▶ **SELECTED PASSAGE**:
<<<<
International migration is a controversial topic of discussion these days, but as an immigrant myself, I am aware that there are plenty of examples where the move is a positive one for both the individual and the country. However individual governments will always have a direct impact on how effective immigration is and whether perceived positively or negatively by its population. The picture above is a personal one from over 40 years ago, of myself with my mum and great-grandfather, near the start of my own journey from Brazil…

The Economist has written an interesting piece on the topic of migration entitled ‘Governments need better ways to manage migration‘ (content can be accessed but requires subscription).

Aside from those people who would prefer their societies to remain homogenous, as they would always favour migration to be kept to a minimum, most others would accept migration and see it as a positive if the risk of disruption could be better managed.

There are some very distinct approaches to migration as The Economist article suggests, whether in the UAE, Sweden or the USA. Interestingly also is the % of the population that are made up by migrants (as per table above) with the UK and Spain at a similar level at around 13% whilst Australia and Canada having a much higher share above 21%.

For a previous Inside the Cask blog on my personal journey, click on this link for ‘An adopted immigrant in Scotland

The Economist article suggests that no country has a perfect system but four policies could help to maximise the benefits of immigration, minimise its cost and boost public support for it.

1) The Influx of Migrants should be legal, orderly and humanely handled

This is because disorder fuels anti-immigrant sentiment and the opposite is also true as can be seen in Canada and Australia, which have a high immigrant population and yet public opinion is generally pro-migrant as they feel the government is in control of its borders.

The next three suggested policies by The Economist are all about integration.

2) Migrants should be encouraged to work

This can vary greatly and as an example, the unemployment rate for immigrants in Sweden is 16% (better benefits and stronger unions restrict unskilled workers) whilst 4% in the USA (flexible labour market and meagre welfare state). There has to be a balance it seems between support by the state and the development of skills and push for migrants to work. Clearly no government or country will be able to support a high amount of migrants unless they can work and contribute to society.

Below is a happy picture from 2014 when I receive my MBA after years of study and effort whilst working full-time, in order to develop my own skill set.
>>>>
▶ **DATA SECTION**:
<<<<
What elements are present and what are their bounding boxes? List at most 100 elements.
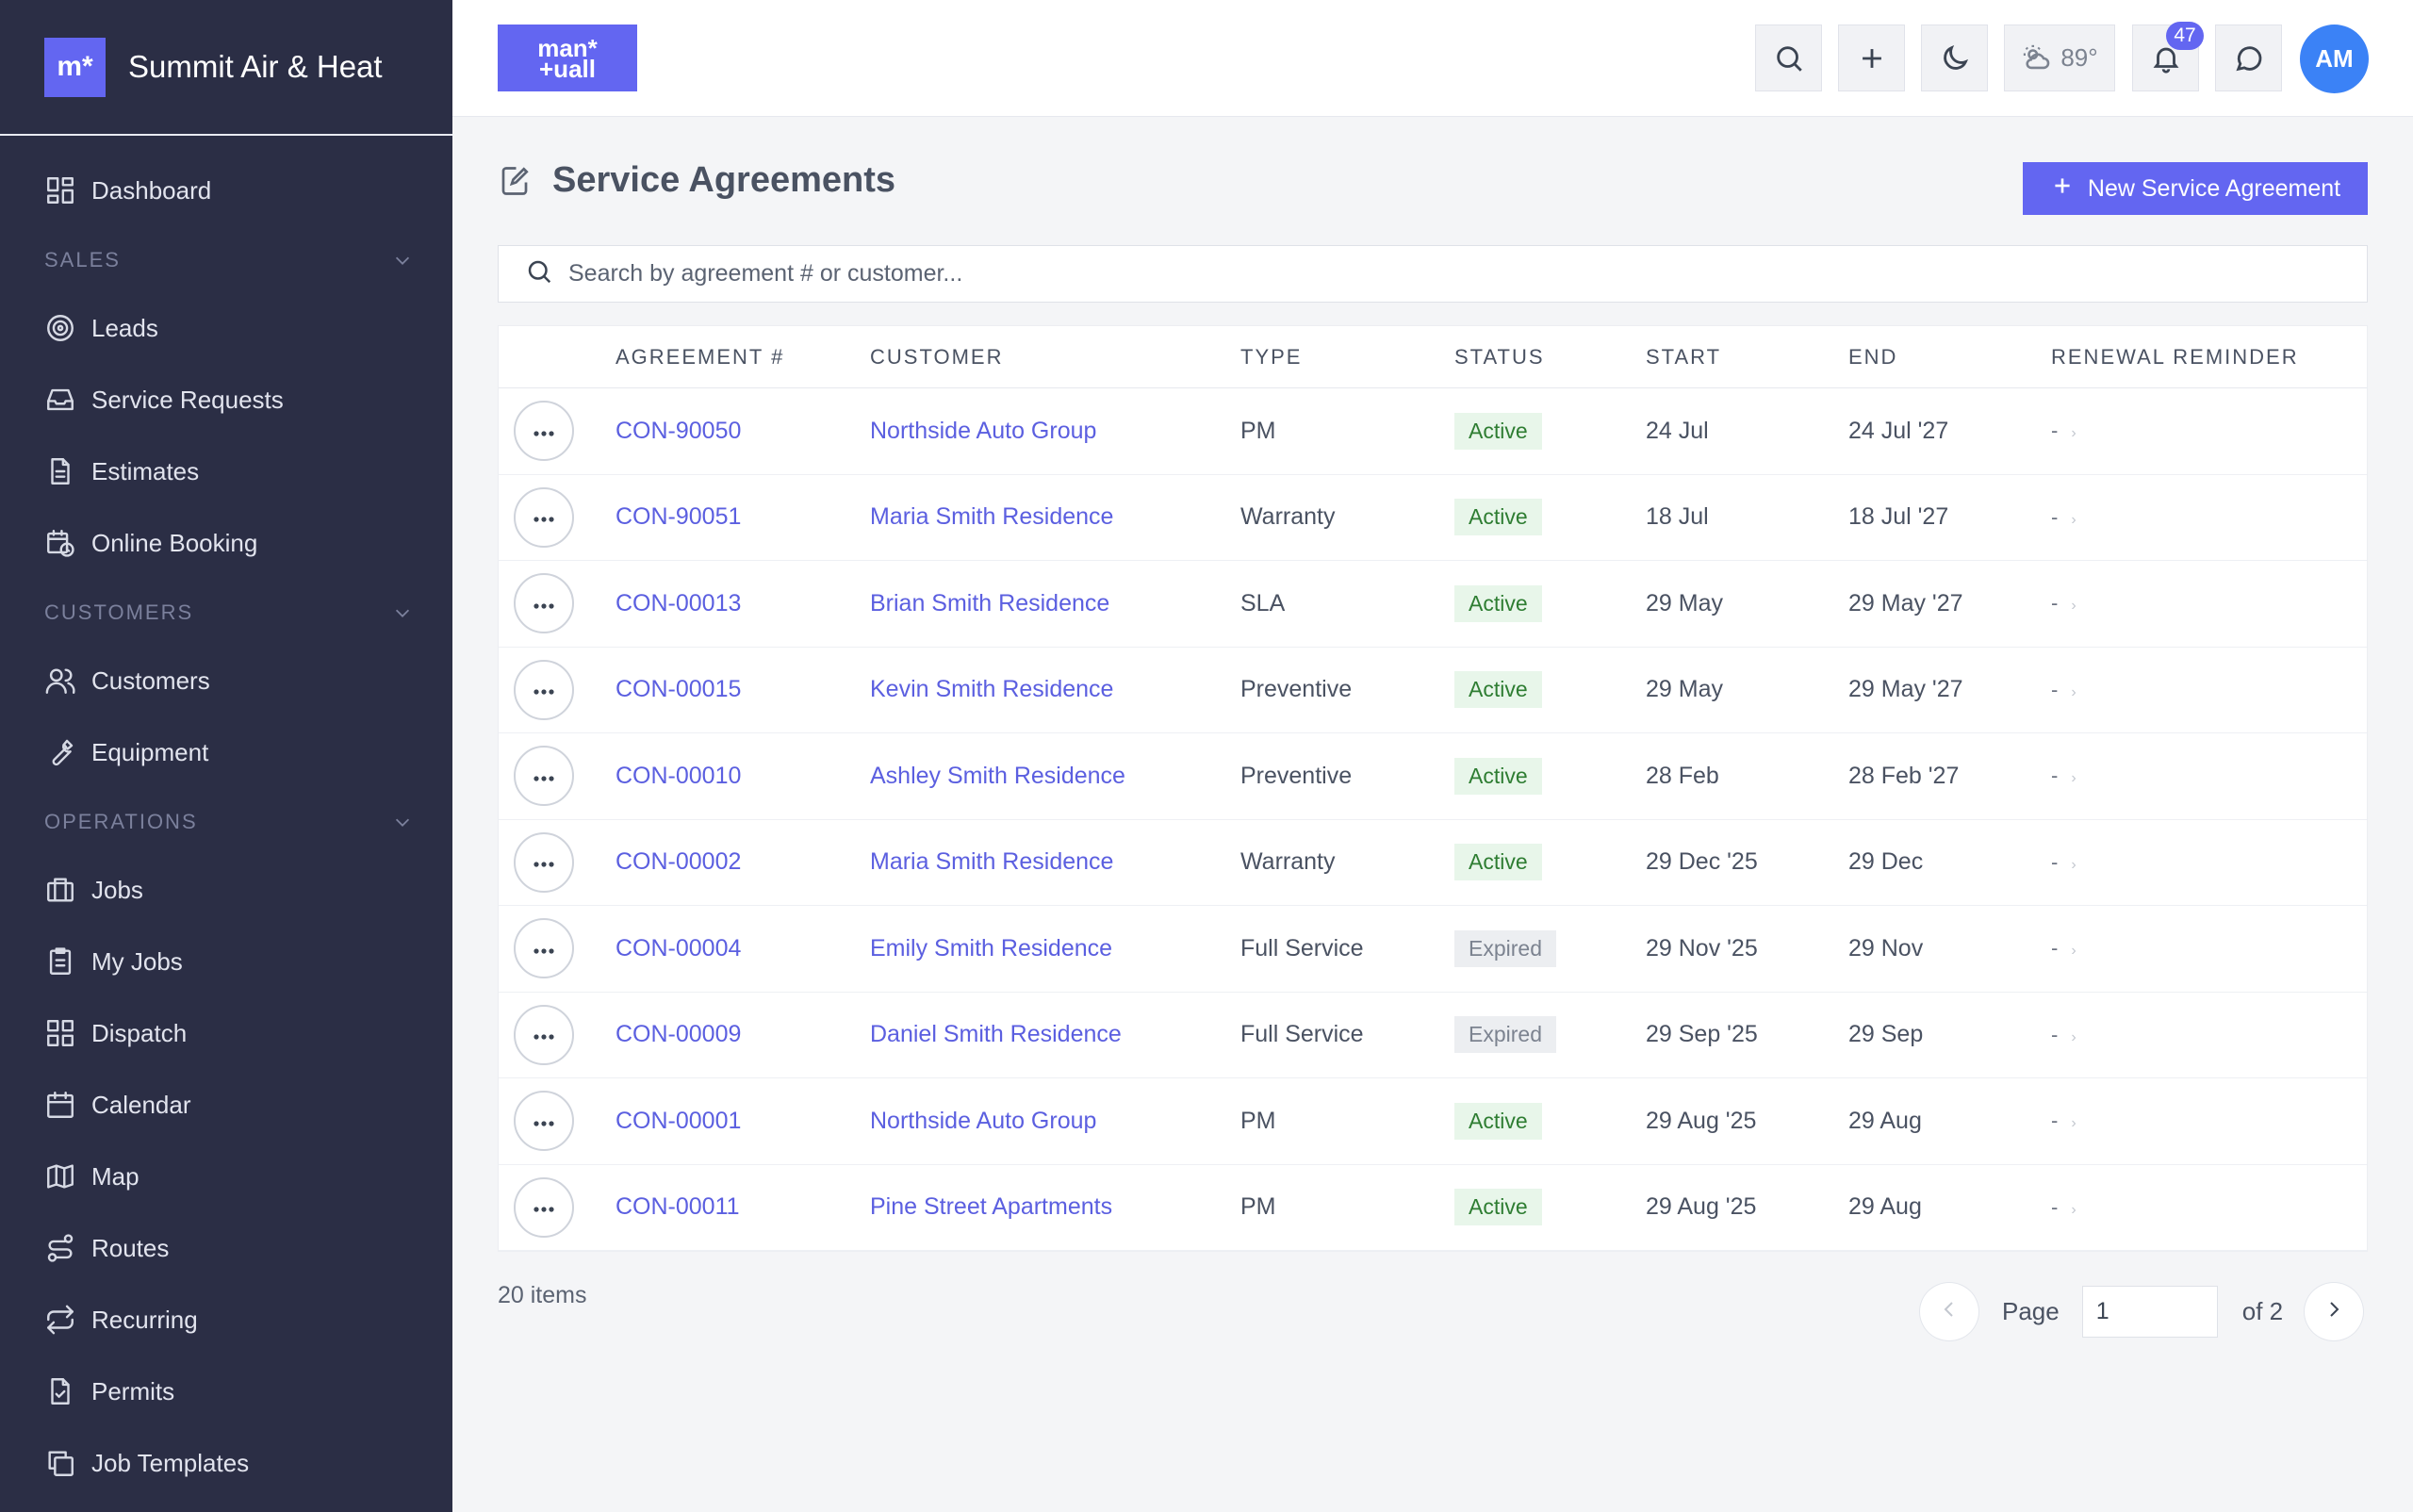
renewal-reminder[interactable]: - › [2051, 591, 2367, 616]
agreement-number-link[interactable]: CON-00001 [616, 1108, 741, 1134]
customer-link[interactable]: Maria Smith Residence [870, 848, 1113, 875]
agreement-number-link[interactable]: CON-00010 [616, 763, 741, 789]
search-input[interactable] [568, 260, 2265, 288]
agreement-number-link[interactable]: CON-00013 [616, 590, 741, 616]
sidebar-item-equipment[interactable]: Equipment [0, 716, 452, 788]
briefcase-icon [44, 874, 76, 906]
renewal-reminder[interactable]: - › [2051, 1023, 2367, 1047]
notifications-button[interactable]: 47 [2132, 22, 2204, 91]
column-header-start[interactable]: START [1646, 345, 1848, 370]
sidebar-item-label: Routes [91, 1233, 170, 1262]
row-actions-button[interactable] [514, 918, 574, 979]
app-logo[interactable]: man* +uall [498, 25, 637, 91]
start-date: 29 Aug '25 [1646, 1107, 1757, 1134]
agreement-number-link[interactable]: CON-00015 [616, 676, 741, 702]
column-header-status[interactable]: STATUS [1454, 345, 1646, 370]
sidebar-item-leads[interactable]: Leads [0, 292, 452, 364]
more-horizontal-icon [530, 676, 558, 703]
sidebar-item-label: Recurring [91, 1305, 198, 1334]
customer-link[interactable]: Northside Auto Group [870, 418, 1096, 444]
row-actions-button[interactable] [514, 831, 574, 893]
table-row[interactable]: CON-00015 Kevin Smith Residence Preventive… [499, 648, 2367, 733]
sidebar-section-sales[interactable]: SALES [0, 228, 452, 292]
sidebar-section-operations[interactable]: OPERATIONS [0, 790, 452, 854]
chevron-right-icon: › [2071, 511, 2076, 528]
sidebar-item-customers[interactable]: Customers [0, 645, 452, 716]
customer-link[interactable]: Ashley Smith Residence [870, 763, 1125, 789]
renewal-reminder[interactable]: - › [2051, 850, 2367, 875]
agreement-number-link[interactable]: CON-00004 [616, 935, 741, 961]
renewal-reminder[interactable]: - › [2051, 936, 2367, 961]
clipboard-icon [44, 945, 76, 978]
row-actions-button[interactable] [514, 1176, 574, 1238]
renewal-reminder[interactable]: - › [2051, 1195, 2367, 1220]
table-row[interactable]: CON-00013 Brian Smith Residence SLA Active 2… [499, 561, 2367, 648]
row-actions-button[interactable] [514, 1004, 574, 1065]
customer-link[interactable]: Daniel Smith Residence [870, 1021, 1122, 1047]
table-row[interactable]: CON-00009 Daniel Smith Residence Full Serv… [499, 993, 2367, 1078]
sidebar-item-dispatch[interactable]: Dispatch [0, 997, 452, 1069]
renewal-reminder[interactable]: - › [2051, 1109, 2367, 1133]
>>>>
▶ **EXERCISE**: In the migration piece, give every percentage figure and what each one describes.

▶ **THE SOLUTION**:
- Around 13%: the share of the population made up of migrants in the UK and Spain
- Above 21%: the share of the population made up of migrants in Australia and Canada
- 16%: the unemployment rate for immigrants in Sweden
- 4%: the unemployment rate for immigrants in the USA